Determine how many lines in the data below contain "relative" and write only that number.
═════ Provided data
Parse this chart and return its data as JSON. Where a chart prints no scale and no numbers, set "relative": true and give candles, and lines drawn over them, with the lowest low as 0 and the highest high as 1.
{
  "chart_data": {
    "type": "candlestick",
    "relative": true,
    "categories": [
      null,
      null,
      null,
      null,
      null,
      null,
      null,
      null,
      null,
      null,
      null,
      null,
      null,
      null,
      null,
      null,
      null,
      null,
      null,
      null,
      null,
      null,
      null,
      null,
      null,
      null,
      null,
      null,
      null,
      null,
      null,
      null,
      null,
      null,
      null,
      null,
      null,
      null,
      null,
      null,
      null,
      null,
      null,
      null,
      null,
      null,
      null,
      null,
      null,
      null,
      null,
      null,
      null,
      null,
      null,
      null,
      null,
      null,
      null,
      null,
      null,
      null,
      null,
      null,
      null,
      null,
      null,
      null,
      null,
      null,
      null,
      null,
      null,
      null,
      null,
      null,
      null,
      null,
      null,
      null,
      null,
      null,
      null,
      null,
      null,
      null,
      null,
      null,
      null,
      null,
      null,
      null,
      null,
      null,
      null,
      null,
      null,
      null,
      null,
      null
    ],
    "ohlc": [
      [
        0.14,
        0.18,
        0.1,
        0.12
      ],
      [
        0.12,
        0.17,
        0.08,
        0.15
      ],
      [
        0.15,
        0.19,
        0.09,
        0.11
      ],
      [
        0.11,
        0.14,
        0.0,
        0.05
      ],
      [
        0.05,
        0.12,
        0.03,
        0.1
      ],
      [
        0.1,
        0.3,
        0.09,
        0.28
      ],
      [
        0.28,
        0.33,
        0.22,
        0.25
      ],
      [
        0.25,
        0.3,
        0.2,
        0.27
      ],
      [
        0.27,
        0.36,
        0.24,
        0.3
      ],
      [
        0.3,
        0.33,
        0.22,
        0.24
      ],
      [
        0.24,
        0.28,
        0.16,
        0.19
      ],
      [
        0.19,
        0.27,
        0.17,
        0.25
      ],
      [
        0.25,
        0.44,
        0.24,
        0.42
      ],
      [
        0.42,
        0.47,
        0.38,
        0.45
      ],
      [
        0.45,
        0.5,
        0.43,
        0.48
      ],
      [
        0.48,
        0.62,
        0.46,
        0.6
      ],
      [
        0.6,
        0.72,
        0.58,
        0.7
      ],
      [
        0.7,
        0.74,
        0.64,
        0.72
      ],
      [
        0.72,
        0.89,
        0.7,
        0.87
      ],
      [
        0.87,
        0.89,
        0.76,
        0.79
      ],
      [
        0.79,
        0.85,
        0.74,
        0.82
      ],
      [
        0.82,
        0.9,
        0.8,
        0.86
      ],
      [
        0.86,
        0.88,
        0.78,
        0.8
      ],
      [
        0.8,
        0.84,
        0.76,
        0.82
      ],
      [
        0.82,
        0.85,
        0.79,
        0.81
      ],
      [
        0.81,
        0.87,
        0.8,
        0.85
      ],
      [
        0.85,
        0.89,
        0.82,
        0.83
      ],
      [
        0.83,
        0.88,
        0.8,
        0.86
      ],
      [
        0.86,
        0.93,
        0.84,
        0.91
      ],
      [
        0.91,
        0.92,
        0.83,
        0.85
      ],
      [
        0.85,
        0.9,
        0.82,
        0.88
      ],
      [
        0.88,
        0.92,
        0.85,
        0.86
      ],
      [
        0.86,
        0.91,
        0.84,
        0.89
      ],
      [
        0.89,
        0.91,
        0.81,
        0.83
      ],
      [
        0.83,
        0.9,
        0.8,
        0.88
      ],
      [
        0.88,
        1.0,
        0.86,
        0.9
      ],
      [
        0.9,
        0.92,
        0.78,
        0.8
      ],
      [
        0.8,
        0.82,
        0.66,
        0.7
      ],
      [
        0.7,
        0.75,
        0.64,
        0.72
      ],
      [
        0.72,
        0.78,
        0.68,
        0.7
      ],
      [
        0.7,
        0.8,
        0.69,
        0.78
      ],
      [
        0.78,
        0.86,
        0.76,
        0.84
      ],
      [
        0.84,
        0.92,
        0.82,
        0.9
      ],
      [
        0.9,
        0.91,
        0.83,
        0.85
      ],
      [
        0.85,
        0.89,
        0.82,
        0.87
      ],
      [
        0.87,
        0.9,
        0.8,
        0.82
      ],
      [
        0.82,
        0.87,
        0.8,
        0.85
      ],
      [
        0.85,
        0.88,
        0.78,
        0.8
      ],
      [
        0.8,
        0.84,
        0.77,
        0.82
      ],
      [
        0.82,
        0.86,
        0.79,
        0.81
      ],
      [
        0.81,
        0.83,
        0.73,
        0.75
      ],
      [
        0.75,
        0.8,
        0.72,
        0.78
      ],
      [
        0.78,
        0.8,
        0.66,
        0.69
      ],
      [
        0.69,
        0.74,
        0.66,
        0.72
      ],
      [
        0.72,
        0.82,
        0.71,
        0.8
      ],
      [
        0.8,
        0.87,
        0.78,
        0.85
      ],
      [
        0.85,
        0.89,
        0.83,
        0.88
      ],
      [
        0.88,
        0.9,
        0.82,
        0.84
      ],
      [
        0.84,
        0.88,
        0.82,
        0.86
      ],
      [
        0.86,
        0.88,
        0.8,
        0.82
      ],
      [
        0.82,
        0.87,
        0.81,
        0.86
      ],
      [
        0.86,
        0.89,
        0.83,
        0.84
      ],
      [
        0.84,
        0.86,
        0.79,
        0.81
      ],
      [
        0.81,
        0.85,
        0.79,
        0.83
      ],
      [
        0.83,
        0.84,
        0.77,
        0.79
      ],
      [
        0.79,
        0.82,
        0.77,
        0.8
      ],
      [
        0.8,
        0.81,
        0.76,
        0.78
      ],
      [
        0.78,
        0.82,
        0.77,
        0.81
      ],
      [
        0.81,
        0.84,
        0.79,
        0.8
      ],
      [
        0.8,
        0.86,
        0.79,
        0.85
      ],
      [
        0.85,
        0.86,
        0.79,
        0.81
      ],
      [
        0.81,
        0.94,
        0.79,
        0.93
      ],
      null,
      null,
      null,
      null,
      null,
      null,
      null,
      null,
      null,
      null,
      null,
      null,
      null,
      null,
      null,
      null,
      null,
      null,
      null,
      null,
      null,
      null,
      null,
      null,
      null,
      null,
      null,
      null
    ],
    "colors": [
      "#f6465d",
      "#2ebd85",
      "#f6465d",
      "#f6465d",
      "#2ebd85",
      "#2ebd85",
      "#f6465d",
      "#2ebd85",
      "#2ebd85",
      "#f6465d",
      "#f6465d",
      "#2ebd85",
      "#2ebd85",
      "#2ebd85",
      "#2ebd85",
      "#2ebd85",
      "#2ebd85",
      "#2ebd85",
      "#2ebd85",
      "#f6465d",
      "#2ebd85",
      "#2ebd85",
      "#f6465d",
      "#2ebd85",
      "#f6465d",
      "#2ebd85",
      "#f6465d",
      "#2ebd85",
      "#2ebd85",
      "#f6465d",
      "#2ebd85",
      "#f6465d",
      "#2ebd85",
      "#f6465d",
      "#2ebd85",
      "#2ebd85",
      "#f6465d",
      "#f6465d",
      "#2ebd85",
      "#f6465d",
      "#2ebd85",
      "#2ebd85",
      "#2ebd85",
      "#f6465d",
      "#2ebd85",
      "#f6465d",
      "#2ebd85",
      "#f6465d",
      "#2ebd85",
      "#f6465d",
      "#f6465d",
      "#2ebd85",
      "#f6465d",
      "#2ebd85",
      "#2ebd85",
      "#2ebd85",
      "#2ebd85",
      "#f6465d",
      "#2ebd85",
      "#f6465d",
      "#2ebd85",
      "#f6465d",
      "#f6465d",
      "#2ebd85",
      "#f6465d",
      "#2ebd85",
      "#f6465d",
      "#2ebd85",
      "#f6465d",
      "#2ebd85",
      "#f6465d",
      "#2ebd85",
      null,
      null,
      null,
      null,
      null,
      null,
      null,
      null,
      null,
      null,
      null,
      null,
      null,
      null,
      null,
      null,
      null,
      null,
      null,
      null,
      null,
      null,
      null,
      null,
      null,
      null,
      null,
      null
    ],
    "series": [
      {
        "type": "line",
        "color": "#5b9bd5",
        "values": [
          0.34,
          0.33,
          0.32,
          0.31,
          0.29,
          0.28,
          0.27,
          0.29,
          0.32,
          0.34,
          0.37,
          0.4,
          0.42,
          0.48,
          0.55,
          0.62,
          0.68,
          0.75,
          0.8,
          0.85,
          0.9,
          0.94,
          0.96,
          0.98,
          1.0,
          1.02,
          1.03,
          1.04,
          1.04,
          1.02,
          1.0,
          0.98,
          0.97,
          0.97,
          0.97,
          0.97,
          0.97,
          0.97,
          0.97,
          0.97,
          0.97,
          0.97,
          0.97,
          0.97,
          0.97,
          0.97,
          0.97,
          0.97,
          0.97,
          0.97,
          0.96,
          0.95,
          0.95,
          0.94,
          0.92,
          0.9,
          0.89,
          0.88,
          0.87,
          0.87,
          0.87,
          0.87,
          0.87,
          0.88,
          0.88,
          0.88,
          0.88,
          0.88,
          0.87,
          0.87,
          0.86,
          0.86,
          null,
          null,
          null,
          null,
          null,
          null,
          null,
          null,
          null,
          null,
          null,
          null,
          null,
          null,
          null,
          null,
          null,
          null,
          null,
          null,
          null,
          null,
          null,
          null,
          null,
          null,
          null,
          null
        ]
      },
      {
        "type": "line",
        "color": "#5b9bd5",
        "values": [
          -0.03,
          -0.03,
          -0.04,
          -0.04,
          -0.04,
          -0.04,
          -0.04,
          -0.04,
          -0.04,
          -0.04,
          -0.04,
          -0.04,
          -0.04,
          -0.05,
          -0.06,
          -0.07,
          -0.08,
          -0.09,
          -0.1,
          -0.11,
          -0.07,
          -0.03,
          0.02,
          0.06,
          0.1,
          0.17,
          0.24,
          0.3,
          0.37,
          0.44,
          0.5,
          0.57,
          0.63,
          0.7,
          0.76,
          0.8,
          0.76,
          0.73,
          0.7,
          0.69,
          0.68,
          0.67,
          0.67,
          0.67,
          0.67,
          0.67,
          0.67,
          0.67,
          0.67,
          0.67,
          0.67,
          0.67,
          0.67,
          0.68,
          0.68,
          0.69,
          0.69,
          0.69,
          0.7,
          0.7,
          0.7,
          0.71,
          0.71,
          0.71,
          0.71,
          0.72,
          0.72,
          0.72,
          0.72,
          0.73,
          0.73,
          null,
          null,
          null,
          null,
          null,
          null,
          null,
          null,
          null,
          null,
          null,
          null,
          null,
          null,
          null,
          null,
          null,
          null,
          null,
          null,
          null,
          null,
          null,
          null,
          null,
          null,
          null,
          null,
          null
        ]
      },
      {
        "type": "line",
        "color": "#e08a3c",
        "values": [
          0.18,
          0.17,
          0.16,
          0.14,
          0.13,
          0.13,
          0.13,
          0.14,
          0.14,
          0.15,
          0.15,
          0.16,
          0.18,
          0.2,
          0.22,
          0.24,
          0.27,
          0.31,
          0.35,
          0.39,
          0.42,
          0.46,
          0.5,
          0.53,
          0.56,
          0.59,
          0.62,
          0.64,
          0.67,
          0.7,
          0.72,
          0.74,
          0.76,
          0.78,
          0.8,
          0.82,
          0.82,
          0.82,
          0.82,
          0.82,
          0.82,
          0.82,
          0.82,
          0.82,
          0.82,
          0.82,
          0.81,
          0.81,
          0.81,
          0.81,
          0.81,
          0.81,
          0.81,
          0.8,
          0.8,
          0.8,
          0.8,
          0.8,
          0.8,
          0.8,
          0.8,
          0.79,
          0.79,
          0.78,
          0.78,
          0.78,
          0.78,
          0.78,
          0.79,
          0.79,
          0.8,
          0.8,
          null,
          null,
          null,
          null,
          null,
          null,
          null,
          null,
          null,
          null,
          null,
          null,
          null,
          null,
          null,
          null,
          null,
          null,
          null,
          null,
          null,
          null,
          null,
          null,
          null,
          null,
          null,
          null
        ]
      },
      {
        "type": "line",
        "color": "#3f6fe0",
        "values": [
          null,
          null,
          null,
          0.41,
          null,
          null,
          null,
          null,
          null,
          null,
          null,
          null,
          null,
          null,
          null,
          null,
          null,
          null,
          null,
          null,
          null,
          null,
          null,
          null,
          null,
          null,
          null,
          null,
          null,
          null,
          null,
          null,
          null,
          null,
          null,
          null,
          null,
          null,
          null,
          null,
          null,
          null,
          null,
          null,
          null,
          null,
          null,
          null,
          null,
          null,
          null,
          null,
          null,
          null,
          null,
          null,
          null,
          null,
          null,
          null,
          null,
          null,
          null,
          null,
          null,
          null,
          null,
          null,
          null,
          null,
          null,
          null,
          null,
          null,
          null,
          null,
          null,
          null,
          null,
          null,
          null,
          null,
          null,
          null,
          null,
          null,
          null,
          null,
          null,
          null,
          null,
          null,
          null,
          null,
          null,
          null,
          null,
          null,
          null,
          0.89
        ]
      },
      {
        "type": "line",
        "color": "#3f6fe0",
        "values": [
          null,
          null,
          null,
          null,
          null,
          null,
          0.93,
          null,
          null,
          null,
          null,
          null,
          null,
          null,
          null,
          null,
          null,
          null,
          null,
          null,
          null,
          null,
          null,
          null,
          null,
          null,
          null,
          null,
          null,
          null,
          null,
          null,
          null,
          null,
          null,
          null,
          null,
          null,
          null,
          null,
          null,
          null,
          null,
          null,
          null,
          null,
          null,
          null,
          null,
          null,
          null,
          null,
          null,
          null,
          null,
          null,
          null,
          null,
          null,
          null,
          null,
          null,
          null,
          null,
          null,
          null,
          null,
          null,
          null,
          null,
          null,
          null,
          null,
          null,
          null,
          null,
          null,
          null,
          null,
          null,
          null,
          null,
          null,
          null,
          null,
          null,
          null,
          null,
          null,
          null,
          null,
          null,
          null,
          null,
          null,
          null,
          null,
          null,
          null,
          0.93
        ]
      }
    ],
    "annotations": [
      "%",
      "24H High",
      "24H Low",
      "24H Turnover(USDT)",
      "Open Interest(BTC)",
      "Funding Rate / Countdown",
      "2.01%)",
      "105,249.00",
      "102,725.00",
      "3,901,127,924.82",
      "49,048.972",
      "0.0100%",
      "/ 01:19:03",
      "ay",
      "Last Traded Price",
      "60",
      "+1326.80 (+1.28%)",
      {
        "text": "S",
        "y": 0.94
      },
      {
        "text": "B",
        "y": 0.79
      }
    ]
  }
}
══════════
Output below: 2